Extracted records
------------------------------

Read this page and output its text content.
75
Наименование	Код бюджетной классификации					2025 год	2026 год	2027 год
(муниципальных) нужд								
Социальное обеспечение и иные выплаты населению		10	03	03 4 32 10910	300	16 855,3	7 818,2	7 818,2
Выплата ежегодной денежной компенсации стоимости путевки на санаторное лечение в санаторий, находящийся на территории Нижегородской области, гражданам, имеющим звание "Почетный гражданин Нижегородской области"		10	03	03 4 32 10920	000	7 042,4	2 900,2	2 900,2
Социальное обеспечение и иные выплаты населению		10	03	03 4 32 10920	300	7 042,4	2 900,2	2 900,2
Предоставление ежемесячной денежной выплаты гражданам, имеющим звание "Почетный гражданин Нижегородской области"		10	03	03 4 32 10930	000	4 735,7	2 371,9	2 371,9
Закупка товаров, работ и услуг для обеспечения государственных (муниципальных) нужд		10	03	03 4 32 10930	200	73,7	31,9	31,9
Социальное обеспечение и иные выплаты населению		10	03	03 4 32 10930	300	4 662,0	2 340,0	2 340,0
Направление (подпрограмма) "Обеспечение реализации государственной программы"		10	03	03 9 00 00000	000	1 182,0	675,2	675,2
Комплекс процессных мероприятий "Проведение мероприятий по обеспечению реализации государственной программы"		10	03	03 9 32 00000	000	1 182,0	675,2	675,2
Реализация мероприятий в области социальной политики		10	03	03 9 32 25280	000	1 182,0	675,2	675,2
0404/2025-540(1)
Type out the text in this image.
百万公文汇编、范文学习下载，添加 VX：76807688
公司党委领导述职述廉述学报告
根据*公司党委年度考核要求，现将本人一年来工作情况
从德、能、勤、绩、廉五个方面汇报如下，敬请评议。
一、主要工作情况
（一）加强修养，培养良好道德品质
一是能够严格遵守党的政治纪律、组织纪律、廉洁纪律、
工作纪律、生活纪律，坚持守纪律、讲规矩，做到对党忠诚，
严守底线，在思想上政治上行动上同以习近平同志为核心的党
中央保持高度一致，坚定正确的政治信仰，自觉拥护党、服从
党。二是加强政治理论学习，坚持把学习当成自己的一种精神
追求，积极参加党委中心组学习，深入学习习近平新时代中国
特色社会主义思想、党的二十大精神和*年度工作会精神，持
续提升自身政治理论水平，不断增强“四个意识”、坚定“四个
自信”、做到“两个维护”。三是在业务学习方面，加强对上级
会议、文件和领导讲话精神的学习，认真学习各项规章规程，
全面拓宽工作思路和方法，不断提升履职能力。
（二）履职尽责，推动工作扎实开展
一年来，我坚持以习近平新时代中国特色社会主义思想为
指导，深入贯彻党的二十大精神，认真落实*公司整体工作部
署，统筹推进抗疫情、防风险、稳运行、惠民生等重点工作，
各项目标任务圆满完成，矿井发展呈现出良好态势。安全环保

------------------------------

- [TASK DIRECTIONS]: Transcribe word for word the lines from the one holding "Type out the text in this image." to the last line of the listing above, inclusive.

- [SOLUTION FOR THIS PROBLEM]:
Type out the text in this image.
百万公文汇编、范文学习下载，添加 VX：76807688
公司党委领导述职述廉述学报告
根据*公司党委年度考核要求，现将本人一年来工作情况
从德、能、勤、绩、廉五个方面汇报如下，敬请评议。
一、主要工作情况
（一）加强修养，培养良好道德品质
一是能够严格遵守党的政治纪律、组织纪律、廉洁纪律、
工作纪律、生活纪律，坚持守纪律、讲规矩，做到对党忠诚，
严守底线，在思想上政治上行动上同以习近平同志为核心的党
中央保持高度一致，坚定正确的政治信仰，自觉拥护党、服从
党。二是加强政治理论学习，坚持把学习当成自己的一种精神
追求，积极参加党委中心组学习，深入学习习近平新时代中国
特色社会主义思想、党的二十大精神和*年度工作会精神，持
续提升自身政治理论水平，不断增强“四个意识”、坚定“四个
自信”、做到“两个维护”。三是在业务学习方面，加强对上级
会议、文件和领导讲话精神的学习，认真学习各项规章规程，
全面拓宽工作思路和方法，不断提升履职能力。
（二）履职尽责，推动工作扎实开展
一年来，我坚持以习近平新时代中国特色社会主义思想为
指导，深入贯彻党的二十大精神，认真落实*公司整体工作部
署，统筹推进抗疫情、防风险、稳运行、惠民生等重点工作，
各项目标任务圆满完成，矿井发展呈现出良好态势。安全环保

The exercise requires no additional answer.